◆ **Data provided**:
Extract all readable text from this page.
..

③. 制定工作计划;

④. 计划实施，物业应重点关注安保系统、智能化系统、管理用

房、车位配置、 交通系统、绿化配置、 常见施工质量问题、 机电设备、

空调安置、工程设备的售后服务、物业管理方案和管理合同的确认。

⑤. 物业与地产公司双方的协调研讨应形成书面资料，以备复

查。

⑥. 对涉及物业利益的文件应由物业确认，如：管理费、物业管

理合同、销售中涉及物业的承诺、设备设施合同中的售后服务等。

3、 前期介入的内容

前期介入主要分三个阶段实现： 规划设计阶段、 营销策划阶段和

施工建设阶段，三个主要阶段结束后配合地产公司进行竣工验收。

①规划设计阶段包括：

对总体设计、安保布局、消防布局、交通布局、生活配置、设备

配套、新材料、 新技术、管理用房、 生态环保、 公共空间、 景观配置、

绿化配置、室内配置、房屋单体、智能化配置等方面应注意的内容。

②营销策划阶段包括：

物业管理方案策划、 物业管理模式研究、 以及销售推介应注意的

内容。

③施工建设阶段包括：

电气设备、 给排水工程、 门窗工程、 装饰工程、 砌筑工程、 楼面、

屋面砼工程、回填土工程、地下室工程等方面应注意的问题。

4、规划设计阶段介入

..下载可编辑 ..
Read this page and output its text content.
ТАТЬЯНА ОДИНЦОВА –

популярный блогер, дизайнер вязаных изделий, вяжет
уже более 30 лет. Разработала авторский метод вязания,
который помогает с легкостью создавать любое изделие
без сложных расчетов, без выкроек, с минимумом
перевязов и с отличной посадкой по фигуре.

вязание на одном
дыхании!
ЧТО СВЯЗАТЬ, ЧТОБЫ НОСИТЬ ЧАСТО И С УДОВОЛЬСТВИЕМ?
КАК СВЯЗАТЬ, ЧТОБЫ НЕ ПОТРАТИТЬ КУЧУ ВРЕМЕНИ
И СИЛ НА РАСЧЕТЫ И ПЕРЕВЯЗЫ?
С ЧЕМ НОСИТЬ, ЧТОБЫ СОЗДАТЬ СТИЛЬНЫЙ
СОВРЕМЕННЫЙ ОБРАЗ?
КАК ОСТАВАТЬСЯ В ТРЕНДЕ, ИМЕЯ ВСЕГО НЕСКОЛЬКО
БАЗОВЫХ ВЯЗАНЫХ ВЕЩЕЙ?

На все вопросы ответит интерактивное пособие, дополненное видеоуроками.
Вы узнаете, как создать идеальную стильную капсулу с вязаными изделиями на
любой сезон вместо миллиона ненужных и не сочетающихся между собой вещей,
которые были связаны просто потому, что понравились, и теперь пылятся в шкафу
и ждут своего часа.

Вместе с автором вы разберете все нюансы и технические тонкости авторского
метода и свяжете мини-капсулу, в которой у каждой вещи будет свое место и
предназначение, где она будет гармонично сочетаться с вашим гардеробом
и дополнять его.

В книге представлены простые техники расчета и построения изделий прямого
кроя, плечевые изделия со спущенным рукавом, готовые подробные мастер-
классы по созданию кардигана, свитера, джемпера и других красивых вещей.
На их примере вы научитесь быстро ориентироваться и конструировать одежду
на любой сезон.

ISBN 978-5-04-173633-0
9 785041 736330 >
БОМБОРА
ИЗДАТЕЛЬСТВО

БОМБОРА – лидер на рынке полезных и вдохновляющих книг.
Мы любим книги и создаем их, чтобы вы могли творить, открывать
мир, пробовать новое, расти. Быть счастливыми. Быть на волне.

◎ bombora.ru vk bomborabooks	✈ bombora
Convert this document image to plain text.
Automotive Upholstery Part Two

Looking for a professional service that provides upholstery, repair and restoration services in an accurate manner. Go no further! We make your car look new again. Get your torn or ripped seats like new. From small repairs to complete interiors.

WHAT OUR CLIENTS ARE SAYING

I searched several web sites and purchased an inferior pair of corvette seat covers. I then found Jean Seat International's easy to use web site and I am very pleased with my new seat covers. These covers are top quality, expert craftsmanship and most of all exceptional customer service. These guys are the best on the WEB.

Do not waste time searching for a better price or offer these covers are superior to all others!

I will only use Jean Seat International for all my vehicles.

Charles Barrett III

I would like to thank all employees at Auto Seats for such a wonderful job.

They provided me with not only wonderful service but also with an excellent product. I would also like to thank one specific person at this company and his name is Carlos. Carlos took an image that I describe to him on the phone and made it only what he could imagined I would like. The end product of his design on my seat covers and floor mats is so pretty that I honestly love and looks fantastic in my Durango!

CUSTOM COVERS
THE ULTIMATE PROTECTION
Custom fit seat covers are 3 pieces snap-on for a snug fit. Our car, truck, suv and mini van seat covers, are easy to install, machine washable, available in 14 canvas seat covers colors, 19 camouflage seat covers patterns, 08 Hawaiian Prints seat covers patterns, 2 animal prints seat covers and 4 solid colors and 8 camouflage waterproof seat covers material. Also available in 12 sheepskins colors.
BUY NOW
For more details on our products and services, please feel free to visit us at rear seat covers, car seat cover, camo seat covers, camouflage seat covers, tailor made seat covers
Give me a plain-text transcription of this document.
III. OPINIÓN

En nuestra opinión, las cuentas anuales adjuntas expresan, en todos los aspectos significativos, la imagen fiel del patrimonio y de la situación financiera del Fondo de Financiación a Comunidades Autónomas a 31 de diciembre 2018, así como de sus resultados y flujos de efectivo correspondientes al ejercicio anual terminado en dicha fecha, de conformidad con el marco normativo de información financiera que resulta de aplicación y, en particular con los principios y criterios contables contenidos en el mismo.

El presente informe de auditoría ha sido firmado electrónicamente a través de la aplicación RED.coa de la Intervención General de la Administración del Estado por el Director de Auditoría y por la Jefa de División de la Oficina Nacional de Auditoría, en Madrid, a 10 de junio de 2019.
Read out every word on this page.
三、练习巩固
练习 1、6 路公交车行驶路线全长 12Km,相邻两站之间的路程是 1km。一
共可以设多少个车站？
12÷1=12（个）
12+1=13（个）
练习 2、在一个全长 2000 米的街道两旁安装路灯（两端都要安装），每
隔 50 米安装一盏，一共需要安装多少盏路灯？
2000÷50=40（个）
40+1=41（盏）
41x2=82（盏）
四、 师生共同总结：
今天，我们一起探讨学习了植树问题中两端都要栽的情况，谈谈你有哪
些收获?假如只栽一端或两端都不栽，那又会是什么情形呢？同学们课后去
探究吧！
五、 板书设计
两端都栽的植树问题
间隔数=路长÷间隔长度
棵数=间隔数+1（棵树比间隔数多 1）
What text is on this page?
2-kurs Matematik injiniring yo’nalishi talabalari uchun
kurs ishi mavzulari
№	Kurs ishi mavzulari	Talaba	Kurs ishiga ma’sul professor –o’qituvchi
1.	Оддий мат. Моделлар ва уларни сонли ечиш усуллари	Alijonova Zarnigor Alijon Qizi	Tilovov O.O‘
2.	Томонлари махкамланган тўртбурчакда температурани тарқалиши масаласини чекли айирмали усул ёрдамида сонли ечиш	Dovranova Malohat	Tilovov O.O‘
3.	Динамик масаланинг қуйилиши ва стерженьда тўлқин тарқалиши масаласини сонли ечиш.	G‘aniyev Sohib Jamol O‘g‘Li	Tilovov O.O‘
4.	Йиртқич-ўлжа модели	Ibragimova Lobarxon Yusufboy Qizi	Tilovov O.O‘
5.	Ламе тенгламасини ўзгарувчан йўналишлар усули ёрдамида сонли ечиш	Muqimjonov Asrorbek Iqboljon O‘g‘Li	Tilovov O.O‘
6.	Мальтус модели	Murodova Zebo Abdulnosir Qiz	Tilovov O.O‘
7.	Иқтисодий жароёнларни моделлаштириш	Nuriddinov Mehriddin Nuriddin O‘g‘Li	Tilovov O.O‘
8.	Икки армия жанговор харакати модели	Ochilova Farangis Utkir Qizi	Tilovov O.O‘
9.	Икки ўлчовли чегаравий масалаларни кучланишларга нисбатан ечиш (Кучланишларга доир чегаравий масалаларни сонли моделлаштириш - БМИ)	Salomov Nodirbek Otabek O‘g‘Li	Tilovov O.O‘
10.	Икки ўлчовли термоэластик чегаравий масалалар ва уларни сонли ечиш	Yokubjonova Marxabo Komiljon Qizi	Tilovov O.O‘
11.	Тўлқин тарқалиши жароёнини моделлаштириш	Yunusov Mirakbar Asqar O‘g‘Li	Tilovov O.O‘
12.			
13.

◆ **Written problem**: Find the word "моделлаштириш" in the data and copy out each line where it turns up.

◆ **Written response**:
7.	Иқтисодий жароёнларни моделлаштириш	Nuriddinov Mehriddin Nuriddin O‘g‘Li	Tilovov O.O‘
9.	Икки ўлчовли чегаравий масалаларни кучланишларга нисбатан ечиш (Кучланишларга доир чегаравий масалаларни сонли моделлаштириш - БМИ)	Salomov Nodirbek Otabek O‘g‘Li	Tilovov O.O‘
11.	Тўлқин тарқалиши жароёнини моделлаштириш	Yunusov Mirakbar Asqar O‘g‘Li	Tilovov O.O‘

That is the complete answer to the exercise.